▶ What to produce:
Within the listing below, show every line that contains the word "which".
════
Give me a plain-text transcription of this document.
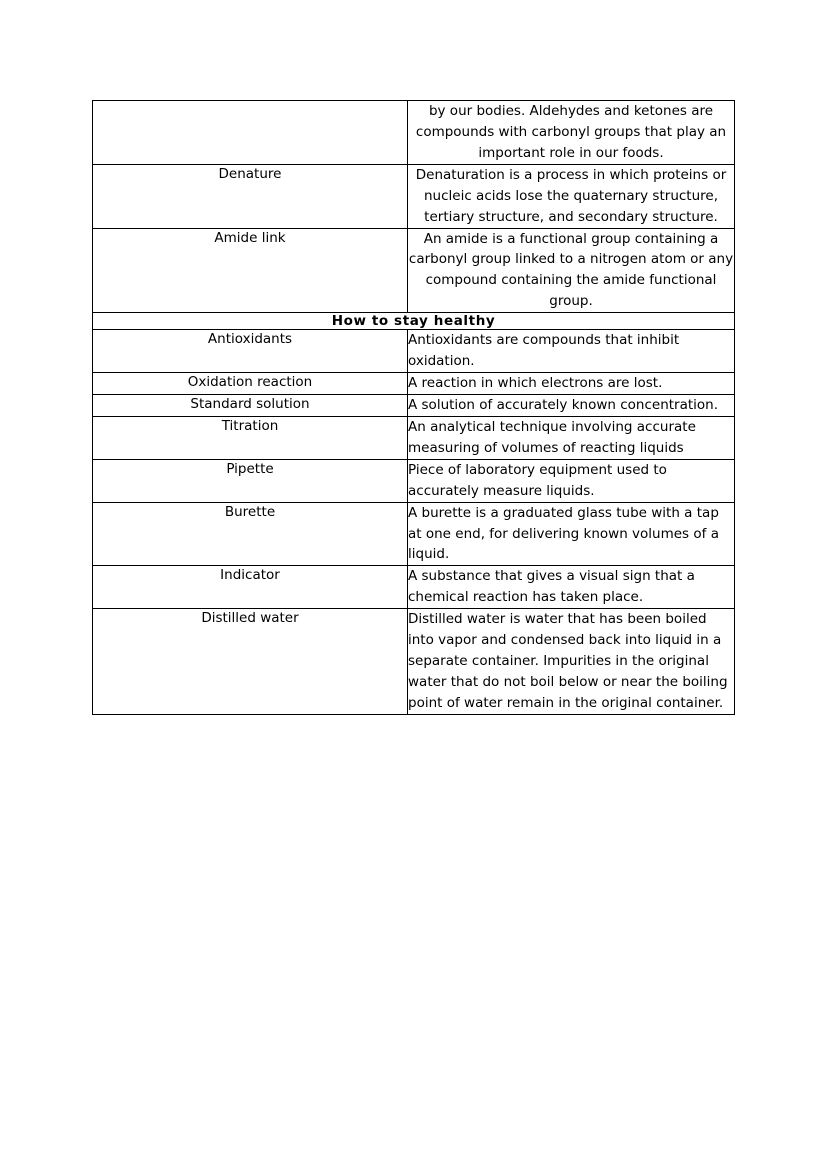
	by our bodies. Aldehydes and ketones are compounds with carbonyl groups that play an important role in our foods.
Denature	Denaturation is a process in which proteins or nucleic acids lose the quaternary structure, tertiary structure, and secondary structure.
Amide link	An amide is a functional group containing a carbonyl group linked to a nitrogen atom or any compound containing the amide functional group.
How to stay healthy	
Antioxidants	Antioxidants are compounds that inhibit oxidation.
Oxidation reaction	A reaction in which electrons are lost.
Standard solution	A solution of accurately known concentration.
Titration	An analytical technique involving accurate measuring of volumes of reacting liquids
Pipette	Piece of laboratory equipment used to accurately measure liquids.
Burette	A burette is a graduated glass tube with a tap at one end, for delivering known volumes of a liquid.
Indicator	A substance that gives a visual sign that a chemical reaction has taken place.
Distilled water	Distilled water is water that has been boiled into vapor and condensed back into liquid in a separate container. Impurities in the original water that do not boil below or near the boiling point of water remain in the original container.
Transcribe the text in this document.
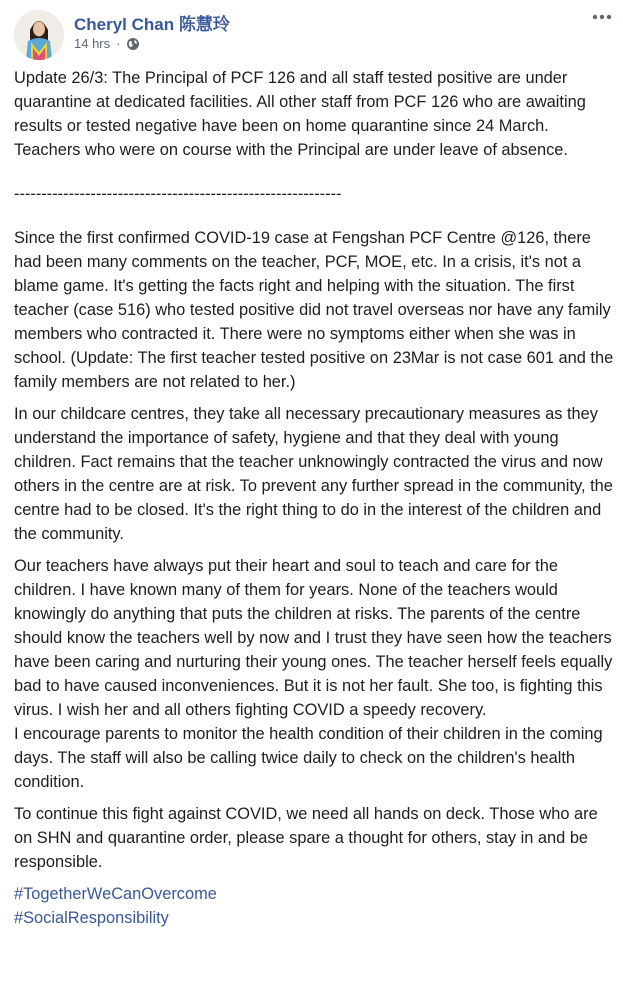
Cheryl Chan 陈慧玲
14 hrs ·

Update 26/3: The Principal of PCF 126 and all staff tested positive are under quarantine at dedicated facilities. All other staff from PCF 126 who are awaiting results or tested negative have been on home quarantine since 24 March. Teachers who were on course with the Principal are under leave of absence.

------------------------------------------------------------

Since the first confirmed COVID-19 case at Fengshan PCF Centre @126, there had been many comments on the teacher, PCF, MOE, etc. In a crisis, it's not a blame game. It's getting the facts right and helping with the situation. The first teacher (case 516) who tested positive did not travel overseas nor have any family members who contracted it. There were no symptoms either when she was in school. (Update: The first teacher tested positive on 23Mar is not case 601 and the family members are not related to her.)

In our childcare centres, they take all necessary precautionary measures as they understand the importance of safety, hygiene and that they deal with young children. Fact remains that the teacher unknowingly contracted the virus and now others in the centre are at risk. To prevent any further spread in the community, the centre had to be closed. It's the right thing to do in the interest of the children and the community.

Our teachers have always put their heart and soul to teach and care for the children. I have known many of them for years. None of the teachers would knowingly do anything that puts the children at risks. The parents of the centre should know the teachers well by now and I trust they have seen how the teachers have been caring and nurturing their young ones. The teacher herself feels equally bad to have caused inconveniences. But it is not her fault. She too, is fighting this virus. I wish her and all others fighting COVID a speedy recovery.

I encourage parents to monitor the health condition of their children in the coming days. The staff will also be calling twice daily to check on the children's health condition.

To continue this fight against COVID, we need all hands on deck. Those who are on SHN and quarantine order, please spare a thought for others, stay in and be responsible.

#TogetherWeCanOvercome
#SocialResponsibility
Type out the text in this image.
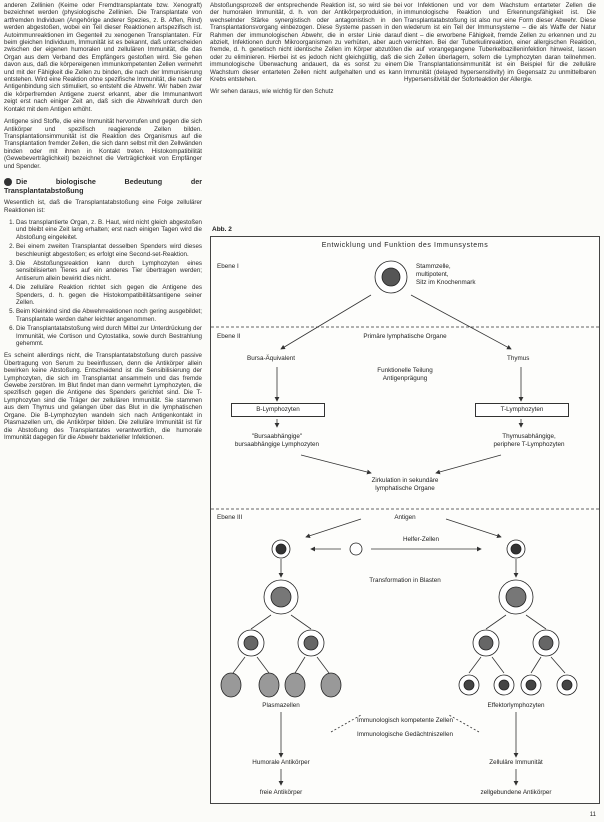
anderen Zellinien (Keime oder Fremdtransplantate bzw. Xenograft) bezeichnet werden (physiologische Zellinien. Die Transplantate von artfremden Individuen (Angehörige anderer Spezies, z. B. Affen, Rind) werden abgestoßen, wobei ein Teil dieser Reaktionen artspezifisch ist. Autoimmunreaktionen im Gegenteil zu xenogenen Transplantaten. Für beim gleichen Individuum, Immunität ist es bekannt, daß unterscheiden zwischen der eigenen humoralen und zellulären Immunität, die das Organ aus dem Verband des Empfängers gestoßen wird. Sie gehen davon aus, daß die körpereigenen immunkompetenten Zellen vermehrt und mit der Fähigkeit die Zellen zu binden, die nach der Immunisierung entstehen. Wird eine Reaktion ohne spezifische Immunität, die nach der Antigenbindung sich stimuliert, so entsteht die Abwehr. Wir haben zwar die körperfremden Antigene zuerst erkannt, aber die Immunantwort zeigt erst nach einiger Zeit an, daß sich die Abwehrkraft durch den Kontakt mit dem Antigen erhöht.

Antigene sind Stoffe, die eine Immunität hervorrufen und gegen die sich Antikörper und spezifisch reagierende Zellen bilden. Transplantationsimmunität ist die Reaktion des Organismus auf die Transplantation fremder Zellen, die sich dann selbst mit den Zellwänden binden oder mit ihnen in Kontakt treten. Histokompatibilität (Gewebeverträglichkeit) bezeichnet die Verträglichkeit von Empfänger und Spender.

Die biologische Bedeutung der Transplantatabstoßung

Wesentlich ist, daß die Transplantatabstoßung eine Folge zellulärer Reaktionen ist:

1. Das transplantierte Organ, z. B. Haut, wird nicht gleich abgestoßen und bleibt eine Zeit lang erhalten; erst nach einigen Tagen wird die Abstoßung eingeleitet.
2. Bei einem zweiten Transplantat desselben Spenders wird dieses beschleunigt abgestoßen; es erfolgt eine Second-set-Reaktion.
3. Die Abstoßungsreaktion kann durch Lymphozyten eines sensibilisierten Tieres auf ein anderes Tier übertragen werden; Antiserum allein bewirkt dies nicht.
4. Die zelluläre Reaktion richtet sich gegen die Antigene des Spenders, d. h. gegen die Histokompatibilitätsantigene seiner Zellen.
5. Beim Kleinkind sind die Abwehrreaktionen noch gering ausgebildet; Transplantate werden daher leichter angenommen.
6. Die Transplantatabstoßung wird durch Mittel zur Unterdrückung der Immunität, wie Cortison und Cytostatika, sowie durch Bestrahlung gehemmt.

Es scheint allerdings nicht, die Transplantatabstoßung durch passive Übertragung von Serum zu beeinflussen, denn die Antikörper allein bewirken keine Abstoßung. Entscheidend ist die Sensibilisierung der Lymphozyten, die sich im Transplantat ansammeln und das fremde Gewebe zerstören. Im Blut findet man dann vermehrt Lymphozyten, die spezifisch gegen die Antigene des Spenders gerichtet sind. Die T-Lymphozyten sind die Träger der zellulären Immunität. Sie stammen aus dem Thymus und gelangen über das Blut in die lymphatischen Organe. Die B-Lymphozyten wandeln sich nach Antigenkontakt in Plasmazellen um, die Antikörper bilden. Die zelluläre Immunität ist für die Abstoßung des Transplantates verantwortlich, die humorale Immunität dagegen für die Abwehr bakterieller Infektionen.

Abstoßungsprozeß der entsprechende Reaktion ist, so wird sie bei der humoralen Immunität, d. h. von der Antikörperproduktion, in wechselnder Stärke synergistisch oder antagonistisch in den Transplantationsvorgang einbezogen. Diese Systeme passen in den Rahmen der immunologischen Abwehr, die in erster Linie darauf abzielt, Infektionen durch Mikroorganismen zu verhüten, aber auch fremde, d. h. genetisch nicht identische Zellen im Körper abzutöten oder zu eliminieren. Hierbei ist es jedoch nicht gleichgültig, daß die immunologische Überwachung andauert, da es sonst zu einem Wachstum dieser entarteten Zellen nicht aufgehalten und es kann Krebs entstehen.

Wir sehen daraus, wie wichtig für den Schutz

vor Infektionen und vor dem Wachstum entarteter Zellen die immunologische Reaktion und Erkennungsfähigkeit ist. Die Transplantatabstoßung ist also nur eine Form dieser Abwehr. Diese wiederum ist ein Teil der Immunsysteme – die als Waffe der Natur dient – die erworbene Fähigkeit, fremde Zellen zu erkennen und zu vernichten. Bei der Tuberkulinreaktion, einer allergischen Reaktion, die auf vorangegangene Tuberkelbazilleninfektion hinweist, lassen sich Zellen überlagern, sofern die Lymphozyten daran teilnehmen. Die Transplantationsimmunität ist ein Beispiel für die zelluläre Immunität (delayed hypersensitivity) im Gegensatz zu unmittelbaren Hypersensitivität der Soforteaktion der Allergie.

Abb. 2
Entwicklung und Funktion des Immunsystems
Ebene I	Stammzelle,
multipotent,
Sitz im Knochenmark
Ebene II	Primäre lymphatische Organe
Bursa-Äquivalent	Thymus
Funktionelle Teilung
Antigenprägung
B-Lymphozyten	T-Lymphozyten
"Bursaabhängige"
bursaabhängige Lymphozyten
Thymusabhängige,
periphere T-Lymphozyten
Zirkulation in sekundäre
lymphatische Organe
Ebene III	Antigen
Helfer-Zellen
Transformation in Blasten
Plasmazellen	Effektorlymphozyten
Immunologisch kompetente Zellen
Immunologische Gedächtniszellen
Humorale Antikörper	Zelluläre Immunität
freie Antikörper	zellgebundene Antikörper
11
════
▶ Written solution:
Denature	Denaturation is a process in which proteins or nucleic acids lose the quaternary structure, tertiary structure, and secondary structure.
Oxidation reaction	A reaction in which electrons are lost.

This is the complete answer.